Collected data entries:

--- START ---

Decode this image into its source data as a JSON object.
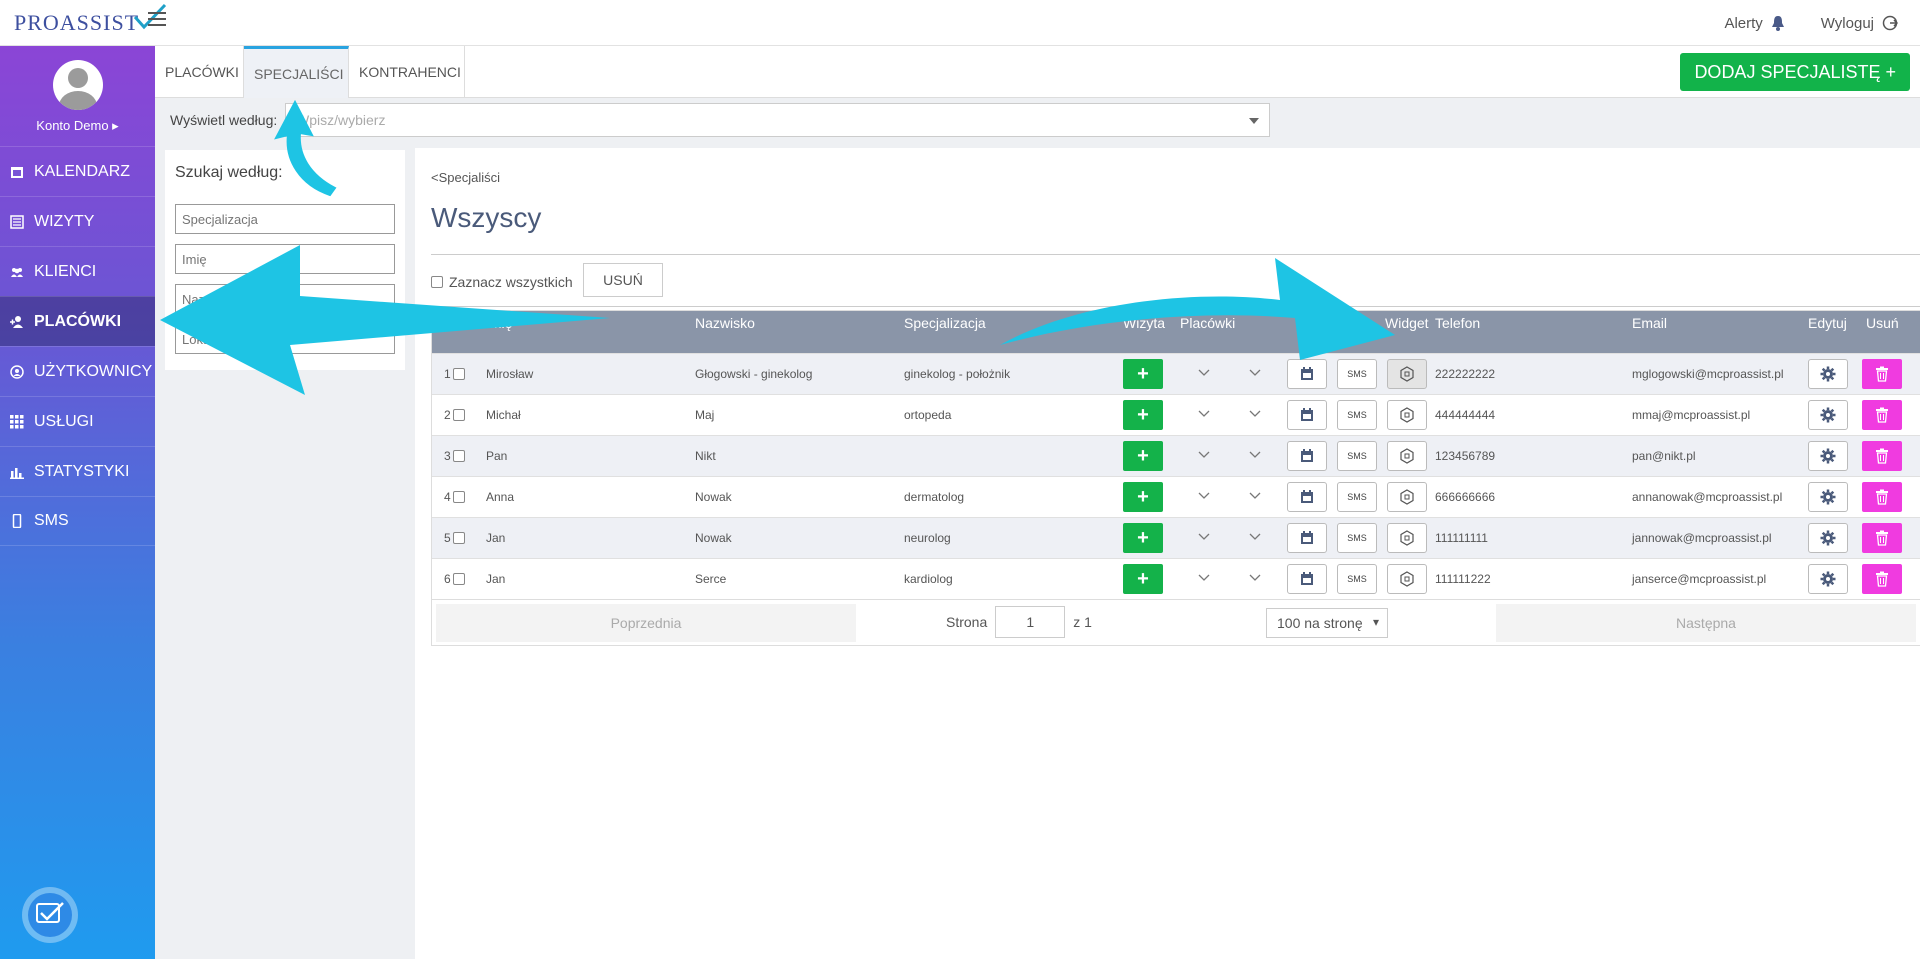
{
  "header": {
    "logo_text": "PROASSIST",
    "alerts_label": "Alerty",
    "logout_label": "Wyloguj"
  },
  "sidebar": {
    "profile_name": "Konto Demo ▸",
    "items": [
      {
        "label": "KALENDARZ",
        "icon": "calendar-icon"
      },
      {
        "label": "WIZYTY",
        "icon": "list-icon"
      },
      {
        "label": "KLIENCI",
        "icon": "users-icon"
      },
      {
        "label": "PLACÓWKI",
        "icon": "user-plus-icon",
        "active": true
      },
      {
        "label": "UŻYTKOWNICY",
        "icon": "user-circle-icon"
      },
      {
        "label": "USŁUGI",
        "icon": "grid-icon"
      },
      {
        "label": "STATYSTYKI",
        "icon": "bar-chart-icon"
      },
      {
        "label": "SMS",
        "icon": "phone-icon"
      }
    ]
  },
  "tabs": [
    {
      "label": "PLACÓWKI"
    },
    {
      "label": "SPECJALIŚCI",
      "active": true
    },
    {
      "label": "KONTRAHENCI"
    }
  ],
  "add_button_label": "DODAJ SPECJALISTĘ +",
  "filter": {
    "label": "Wyświetl według:",
    "placeholder": "Wpisz/wybierz"
  },
  "search": {
    "title": "Szukaj według:",
    "fields": [
      {
        "placeholder": "Specjalizacja"
      },
      {
        "placeholder": "Imię"
      },
      {
        "placeholder": "Nazwisko"
      },
      {
        "placeholder": "Lokalizacja placówki"
      }
    ]
  },
  "main": {
    "breadcrumb": "<Specjaliści",
    "title": "Wszyscy",
    "select_all_label": "Zaznacz wszystkich",
    "delete_label": "USUŃ"
  },
  "table": {
    "headers": {
      "first_name": "Imię",
      "last_name": "Nazwisko",
      "specialization": "Specjalizacja",
      "visit": "Wizyta",
      "facility": "Placówki",
      "widget": "Widget",
      "phone": "Telefon",
      "email": "Email",
      "edit": "Edytuj",
      "delete": "Usuń"
    },
    "sms_label": "SMS",
    "rows": [
      {
        "num": "1",
        "first": "Mirosław",
        "last": "Głogowski - ginekolog",
        "spec": "ginekolog - położnik",
        "phone": "222222222",
        "email": "mglogowski@mcproassist.pl"
      },
      {
        "num": "2",
        "first": "Michał",
        "last": "Maj",
        "spec": "ortopeda",
        "phone": "444444444",
        "email": "mmaj@mcproassist.pl"
      },
      {
        "num": "3",
        "first": "Pan",
        "last": "Nikt",
        "spec": "",
        "phone": "123456789",
        "email": "pan@nikt.pl"
      },
      {
        "num": "4",
        "first": "Anna",
        "last": "Nowak",
        "spec": "dermatolog",
        "phone": "666666666",
        "email": "annanowak@mcproassist.pl"
      },
      {
        "num": "5",
        "first": "Jan",
        "last": "Nowak",
        "spec": "neurolog",
        "phone": "111111111",
        "email": "jannowak@mcproassist.pl"
      },
      {
        "num": "6",
        "first": "Jan",
        "last": "Serce",
        "spec": "kardiolog",
        "phone": "111111222",
        "email": "janserce@mcproassist.pl"
      }
    ]
  },
  "pager": {
    "prev_label": "Poprzednia",
    "next_label": "Następna",
    "page_label": "Strona",
    "page_value": "1",
    "of_label": "z 1",
    "per_page_label": "100 na stronę"
  },
  "colors": {
    "green": "#12b34a",
    "pink": "#f03be0",
    "table_header": "#8a95a8",
    "annotation_arrow": "#1ec4e4"
  }
}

--- END ---

◆ **CHALLENGE**
Your task is to repeat the material above exactly, without its pictures.

◆ **OUTPUT OF THE EXERCISE**
Decode this image into its source data as a JSON object.
{
  "header": {
    "logo_text": "PROASSIST",
    "alerts_label": "Alerty",
    "logout_label": "Wyloguj"
  },
  "sidebar": {
    "profile_name": "Konto Demo ▸",
    "items": [
      {
        "label": "KALENDARZ",
        "icon": "calendar-icon"
      },
      {
        "label": "WIZYTY",
        "icon": "list-icon"
      },
      {
        "label": "KLIENCI",
        "icon": "users-icon"
      },
      {
        "label": "PLACÓWKI",
        "icon": "user-plus-icon",
        "active": true
      },
      {
        "label": "UŻYTKOWNICY",
        "icon": "user-circle-icon"
      },
      {
        "label": "USŁUGI",
        "icon": "grid-icon"
      },
      {
        "label": "STATYSTYKI",
        "icon": "bar-chart-icon"
      },
      {
        "label": "SMS",
        "icon": "phone-icon"
      }
    ]
  },
  "tabs": [
    {
      "label": "PLACÓWKI"
    },
    {
      "label": "SPECJALIŚCI",
      "active": true
    },
    {
      "label": "KONTRAHENCI"
    }
  ],
  "add_button_label": "DODAJ SPECJALISTĘ +",
  "filter": {
    "label": "Wyświetl według:",
    "placeholder": "Wpisz/wybierz"
  },
  "search": {
    "title": "Szukaj według:",
    "fields": [
      {
        "placeholder": "Specjalizacja"
      },
      {
        "placeholder": "Imię"
      },
      {
        "placeholder": "Nazwisko"
      },
      {
        "placeholder": "Lokalizacja placówki"
      }
    ]
  },
  "main": {
    "breadcrumb": "<Specjaliści",
    "title": "Wszyscy",
    "select_all_label": "Zaznacz wszystkich",
    "delete_label": "USUŃ"
  },
  "table": {
    "headers": {
      "first_name": "Imię",
      "last_name": "Nazwisko",
      "specialization": "Specjalizacja",
      "visit": "Wizyta",
      "facility": "Placówki",
      "widget": "Widget",
      "phone": "Telefon",
      "email": "Email",
      "edit": "Edytuj",
      "delete": "Usuń"
    },
    "sms_label": "SMS",
    "rows": [
      {
        "num": "1",
        "first": "Mirosław",
        "last": "Głogowski - ginekolog",
        "spec": "ginekolog - położnik",
        "phone": "222222222",
        "email": "mglogowski@mcproassist.pl"
      },
      {
        "num": "2",
        "first": "Michał",
        "last": "Maj",
        "spec": "ortopeda",
        "phone": "444444444",
        "email": "mmaj@mcproassist.pl"
      },
      {
        "num": "3",
        "first": "Pan",
        "last": "Nikt",
        "spec": "",
        "phone": "123456789",
        "email": "pan@nikt.pl"
      },
      {
        "num": "4",
        "first": "Anna",
        "last": "Nowak",
        "spec": "dermatolog",
        "phone": "666666666",
        "email": "annanowak@mcproassist.pl"
      },
      {
        "num": "5",
        "first": "Jan",
        "last": "Nowak",
        "spec": "neurolog",
        "phone": "111111111",
        "email": "jannowak@mcproassist.pl"
      },
      {
        "num": "6",
        "first": "Jan",
        "last": "Serce",
        "spec": "kardiolog",
        "phone": "111111222",
        "email": "janserce@mcproassist.pl"
      }
    ]
  },
  "pager": {
    "prev_label": "Poprzednia",
    "next_label": "Następna",
    "page_label": "Strona",
    "page_value": "1",
    "of_label": "z 1",
    "per_page_label": "100 na stronę"
  },
  "colors": {
    "green": "#12b34a",
    "pink": "#f03be0",
    "table_header": "#8a95a8",
    "annotation_arrow": "#1ec4e4"
  }
}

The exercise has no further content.